- _DATASET EXTRACT_:
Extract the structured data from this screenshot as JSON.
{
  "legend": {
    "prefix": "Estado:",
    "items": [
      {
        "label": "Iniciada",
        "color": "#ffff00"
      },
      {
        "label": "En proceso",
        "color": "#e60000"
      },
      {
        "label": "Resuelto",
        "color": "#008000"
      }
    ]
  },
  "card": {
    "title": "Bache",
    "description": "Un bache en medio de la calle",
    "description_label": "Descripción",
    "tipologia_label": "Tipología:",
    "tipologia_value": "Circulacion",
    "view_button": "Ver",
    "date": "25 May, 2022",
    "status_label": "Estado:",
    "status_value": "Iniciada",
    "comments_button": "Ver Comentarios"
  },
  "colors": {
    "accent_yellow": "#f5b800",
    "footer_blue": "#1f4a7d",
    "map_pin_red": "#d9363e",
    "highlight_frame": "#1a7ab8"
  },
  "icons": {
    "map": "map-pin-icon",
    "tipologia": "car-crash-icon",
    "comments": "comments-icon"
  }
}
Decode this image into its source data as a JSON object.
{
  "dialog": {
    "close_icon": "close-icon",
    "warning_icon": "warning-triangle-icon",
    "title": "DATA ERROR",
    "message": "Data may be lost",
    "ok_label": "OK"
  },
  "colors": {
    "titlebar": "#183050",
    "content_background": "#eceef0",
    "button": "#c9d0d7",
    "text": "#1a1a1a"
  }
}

--

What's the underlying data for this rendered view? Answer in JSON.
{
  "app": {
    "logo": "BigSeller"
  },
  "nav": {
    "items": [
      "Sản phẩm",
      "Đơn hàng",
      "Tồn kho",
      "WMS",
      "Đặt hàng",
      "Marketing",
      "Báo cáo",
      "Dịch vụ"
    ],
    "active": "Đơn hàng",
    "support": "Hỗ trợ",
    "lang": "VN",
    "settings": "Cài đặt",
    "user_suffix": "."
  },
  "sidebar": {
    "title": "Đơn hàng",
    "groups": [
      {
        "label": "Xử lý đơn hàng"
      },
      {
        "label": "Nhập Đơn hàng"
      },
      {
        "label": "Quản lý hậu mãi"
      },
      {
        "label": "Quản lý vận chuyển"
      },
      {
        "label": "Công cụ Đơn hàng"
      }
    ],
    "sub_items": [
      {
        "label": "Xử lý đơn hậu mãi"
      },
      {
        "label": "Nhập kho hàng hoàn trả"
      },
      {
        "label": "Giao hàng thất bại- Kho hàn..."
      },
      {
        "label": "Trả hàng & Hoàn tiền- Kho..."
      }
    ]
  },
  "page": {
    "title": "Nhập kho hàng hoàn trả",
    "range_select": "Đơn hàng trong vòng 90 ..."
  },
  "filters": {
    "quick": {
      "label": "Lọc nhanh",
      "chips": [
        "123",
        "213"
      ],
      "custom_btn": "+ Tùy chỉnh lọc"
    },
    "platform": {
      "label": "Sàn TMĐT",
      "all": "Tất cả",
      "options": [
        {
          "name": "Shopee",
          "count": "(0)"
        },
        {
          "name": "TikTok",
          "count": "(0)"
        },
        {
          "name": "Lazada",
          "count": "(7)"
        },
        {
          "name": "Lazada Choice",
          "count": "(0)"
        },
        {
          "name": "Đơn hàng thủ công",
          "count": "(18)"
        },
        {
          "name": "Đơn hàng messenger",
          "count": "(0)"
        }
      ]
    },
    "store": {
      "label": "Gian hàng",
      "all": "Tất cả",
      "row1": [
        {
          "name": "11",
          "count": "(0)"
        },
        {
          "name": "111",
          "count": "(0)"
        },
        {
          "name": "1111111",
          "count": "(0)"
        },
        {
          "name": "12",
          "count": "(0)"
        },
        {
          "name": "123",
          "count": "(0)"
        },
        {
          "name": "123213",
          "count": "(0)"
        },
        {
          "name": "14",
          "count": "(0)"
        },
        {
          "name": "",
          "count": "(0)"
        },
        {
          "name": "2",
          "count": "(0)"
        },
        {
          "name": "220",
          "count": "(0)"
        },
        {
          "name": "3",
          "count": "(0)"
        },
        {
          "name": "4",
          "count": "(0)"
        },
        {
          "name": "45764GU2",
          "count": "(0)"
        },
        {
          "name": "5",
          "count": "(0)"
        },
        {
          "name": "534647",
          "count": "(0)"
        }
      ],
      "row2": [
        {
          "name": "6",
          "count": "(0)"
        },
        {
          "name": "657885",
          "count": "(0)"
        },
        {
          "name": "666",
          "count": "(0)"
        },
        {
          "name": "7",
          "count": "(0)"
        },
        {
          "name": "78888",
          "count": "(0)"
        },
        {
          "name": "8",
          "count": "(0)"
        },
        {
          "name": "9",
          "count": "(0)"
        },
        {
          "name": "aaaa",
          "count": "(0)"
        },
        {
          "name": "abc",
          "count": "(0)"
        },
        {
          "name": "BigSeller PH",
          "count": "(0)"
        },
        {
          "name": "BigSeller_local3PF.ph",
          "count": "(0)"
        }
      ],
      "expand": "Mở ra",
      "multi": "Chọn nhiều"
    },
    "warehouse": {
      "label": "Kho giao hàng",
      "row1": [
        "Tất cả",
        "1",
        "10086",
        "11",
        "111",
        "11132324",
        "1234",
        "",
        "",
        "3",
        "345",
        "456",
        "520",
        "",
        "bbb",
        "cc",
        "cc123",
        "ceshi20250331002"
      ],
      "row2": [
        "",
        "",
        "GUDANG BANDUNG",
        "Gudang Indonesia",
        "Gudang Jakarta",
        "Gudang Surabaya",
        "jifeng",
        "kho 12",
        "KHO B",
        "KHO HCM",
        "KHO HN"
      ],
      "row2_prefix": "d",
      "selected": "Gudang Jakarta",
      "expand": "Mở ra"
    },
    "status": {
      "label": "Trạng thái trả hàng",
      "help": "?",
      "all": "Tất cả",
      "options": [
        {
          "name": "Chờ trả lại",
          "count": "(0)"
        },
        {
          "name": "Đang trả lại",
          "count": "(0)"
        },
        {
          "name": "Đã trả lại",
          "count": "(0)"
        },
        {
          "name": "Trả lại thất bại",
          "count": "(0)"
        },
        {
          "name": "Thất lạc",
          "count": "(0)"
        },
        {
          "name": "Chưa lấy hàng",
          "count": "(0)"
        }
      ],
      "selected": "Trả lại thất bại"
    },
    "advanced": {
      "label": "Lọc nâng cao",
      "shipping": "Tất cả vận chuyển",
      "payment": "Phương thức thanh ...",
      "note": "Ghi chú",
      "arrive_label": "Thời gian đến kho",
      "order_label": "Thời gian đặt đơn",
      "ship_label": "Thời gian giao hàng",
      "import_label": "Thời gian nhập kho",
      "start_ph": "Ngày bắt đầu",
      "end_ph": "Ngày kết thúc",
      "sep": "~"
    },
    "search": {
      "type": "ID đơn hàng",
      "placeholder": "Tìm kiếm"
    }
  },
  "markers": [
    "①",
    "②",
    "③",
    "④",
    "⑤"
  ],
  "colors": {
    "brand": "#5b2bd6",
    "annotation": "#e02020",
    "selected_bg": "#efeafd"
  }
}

- _DIRECTIONS FOR THIS TASK_:
Among the records above, find each line holding the string "Ngày" and pull it out.

- _RESPONSE TO THIS TASK_:
      "start_ph": "Ngày bắt đầu",
      "end_ph": "Ngày kết thúc",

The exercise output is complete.